_THE REQUEST_
Everything in the listing should be restated word for word.

_GIVEN DATA_
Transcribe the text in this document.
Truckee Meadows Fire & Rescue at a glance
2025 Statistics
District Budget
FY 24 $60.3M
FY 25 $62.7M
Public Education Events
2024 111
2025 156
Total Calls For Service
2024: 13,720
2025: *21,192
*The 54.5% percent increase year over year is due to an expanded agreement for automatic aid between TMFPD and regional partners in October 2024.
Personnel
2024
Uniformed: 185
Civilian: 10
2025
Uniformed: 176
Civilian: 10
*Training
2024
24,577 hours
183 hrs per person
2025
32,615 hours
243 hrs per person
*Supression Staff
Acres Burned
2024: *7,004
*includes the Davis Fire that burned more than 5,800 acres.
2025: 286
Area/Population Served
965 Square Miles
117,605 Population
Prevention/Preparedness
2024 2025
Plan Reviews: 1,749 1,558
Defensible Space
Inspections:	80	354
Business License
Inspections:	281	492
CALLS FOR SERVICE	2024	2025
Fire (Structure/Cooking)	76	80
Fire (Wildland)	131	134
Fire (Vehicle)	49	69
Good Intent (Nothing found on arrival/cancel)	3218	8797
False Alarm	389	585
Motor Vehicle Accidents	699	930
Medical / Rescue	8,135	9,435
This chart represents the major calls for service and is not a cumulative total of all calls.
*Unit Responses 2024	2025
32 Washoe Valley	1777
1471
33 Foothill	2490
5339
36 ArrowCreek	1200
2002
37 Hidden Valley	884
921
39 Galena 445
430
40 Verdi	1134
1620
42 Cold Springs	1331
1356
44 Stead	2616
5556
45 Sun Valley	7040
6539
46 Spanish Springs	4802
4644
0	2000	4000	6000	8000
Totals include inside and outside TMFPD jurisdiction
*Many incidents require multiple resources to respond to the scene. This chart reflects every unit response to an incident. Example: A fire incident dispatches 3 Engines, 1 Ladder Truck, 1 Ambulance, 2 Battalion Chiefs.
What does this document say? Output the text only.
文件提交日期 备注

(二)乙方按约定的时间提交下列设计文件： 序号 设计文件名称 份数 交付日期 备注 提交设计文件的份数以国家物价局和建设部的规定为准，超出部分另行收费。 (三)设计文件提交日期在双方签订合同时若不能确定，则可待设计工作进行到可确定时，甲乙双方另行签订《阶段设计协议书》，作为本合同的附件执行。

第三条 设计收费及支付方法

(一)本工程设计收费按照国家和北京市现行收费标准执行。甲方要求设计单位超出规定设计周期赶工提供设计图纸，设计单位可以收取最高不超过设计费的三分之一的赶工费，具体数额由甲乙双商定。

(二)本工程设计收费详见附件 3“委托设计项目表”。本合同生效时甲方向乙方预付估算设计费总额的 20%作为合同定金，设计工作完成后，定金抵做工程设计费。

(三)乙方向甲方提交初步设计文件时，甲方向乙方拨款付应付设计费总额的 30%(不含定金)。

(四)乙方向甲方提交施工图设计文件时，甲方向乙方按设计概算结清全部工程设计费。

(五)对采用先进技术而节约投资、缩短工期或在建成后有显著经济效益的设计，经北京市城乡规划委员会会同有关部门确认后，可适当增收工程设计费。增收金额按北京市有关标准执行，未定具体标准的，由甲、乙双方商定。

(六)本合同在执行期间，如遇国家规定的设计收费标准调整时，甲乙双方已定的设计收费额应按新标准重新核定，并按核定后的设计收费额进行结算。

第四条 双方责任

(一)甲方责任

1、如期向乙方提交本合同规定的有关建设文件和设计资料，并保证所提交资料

_THE RESULT_
Transcribe the text in this document.
Truckee Meadows Fire & Rescue at a glance
2025 Statistics
District Budget
FY 24 $60.3M
FY 25 $62.7M
Public Education Events
2024 111
2025 156
Total Calls For Service
2024: 13,720
2025: *21,192
*The 54.5% percent increase year over year is due to an expanded agreement for automatic aid between TMFPD and regional partners in October 2024.
Personnel
2024
Uniformed: 185
Civilian: 10
2025
Uniformed: 176
Civilian: 10
*Training
2024
24,577 hours
183 hrs per person
2025
32,615 hours
243 hrs per person
*Supression Staff
Acres Burned
2024: *7,004
*includes the Davis Fire that burned more than 5,800 acres.
2025: 286
Area/Population Served
965 Square Miles
117,605 Population
Prevention/Preparedness
2024 2025
Plan Reviews: 1,749 1,558
Defensible Space
Inspections:	80	354
Business License
Inspections:	281	492
CALLS FOR SERVICE	2024	2025
Fire (Structure/Cooking)	76	80
Fire (Wildland)	131	134
Fire (Vehicle)	49	69
Good Intent (Nothing found on arrival/cancel)	3218	8797
False Alarm	389	585
Motor Vehicle Accidents	699	930
Medical / Rescue	8,135	9,435
This chart represents the major calls for service and is not a cumulative total of all calls.
*Unit Responses 2024	2025
32 Washoe Valley	1777
1471
33 Foothill	2490
5339
36 ArrowCreek	1200
2002
37 Hidden Valley	884
921
39 Galena 445
430
40 Verdi	1134
1620
42 Cold Springs	1331
1356
44 Stead	2616
5556
45 Sun Valley	7040
6539
46 Spanish Springs	4802
4644
0	2000	4000	6000	8000
Totals include inside and outside TMFPD jurisdiction
*Many incidents require multiple resources to respond to the scene. This chart reflects every unit response to an incident. Example: A fire incident dispatches 3 Engines, 1 Ladder Truck, 1 Ambulance, 2 Battalion Chiefs.
What does this document say? Output the text only.
文件提交日期 备注

(二)乙方按约定的时间提交下列设计文件： 序号 设计文件名称 份数 交付日期 备注 提交设计文件的份数以国家物价局和建设部的规定为准，超出部分另行收费。 (三)设计文件提交日期在双方签订合同时若不能确定，则可待设计工作进行到可确定时，甲乙双方另行签订《阶段设计协议书》，作为本合同的附件执行。

第三条 设计收费及支付方法

(一)本工程设计收费按照国家和北京市现行收费标准执行。甲方要求设计单位超出规定设计周期赶工提供设计图纸，设计单位可以收取最高不超过设计费的三分之一的赶工费，具体数额由甲乙双商定。

(二)本工程设计收费详见附件 3“委托设计项目表”。本合同生效时甲方向乙方预付估算设计费总额的 20%作为合同定金，设计工作完成后，定金抵做工程设计费。

(三)乙方向甲方提交初步设计文件时，甲方向乙方拨款付应付设计费总额的 30%(不含定金)。

(四)乙方向甲方提交施工图设计文件时，甲方向乙方按设计概算结清全部工程设计费。

(五)对采用先进技术而节约投资、缩短工期或在建成后有显著经济效益的设计，经北京市城乡规划委员会会同有关部门确认后，可适当增收工程设计费。增收金额按北京市有关标准执行，未定具体标准的，由甲、乙双方商定。

(六)本合同在执行期间，如遇国家规定的设计收费标准调整时，甲乙双方已定的设计收费额应按新标准重新核定，并按核定后的设计收费额进行结算。

第四条 双方责任

(一)甲方责任

1、如期向乙方提交本合同规定的有关建设文件和设计资料，并保证所提交资料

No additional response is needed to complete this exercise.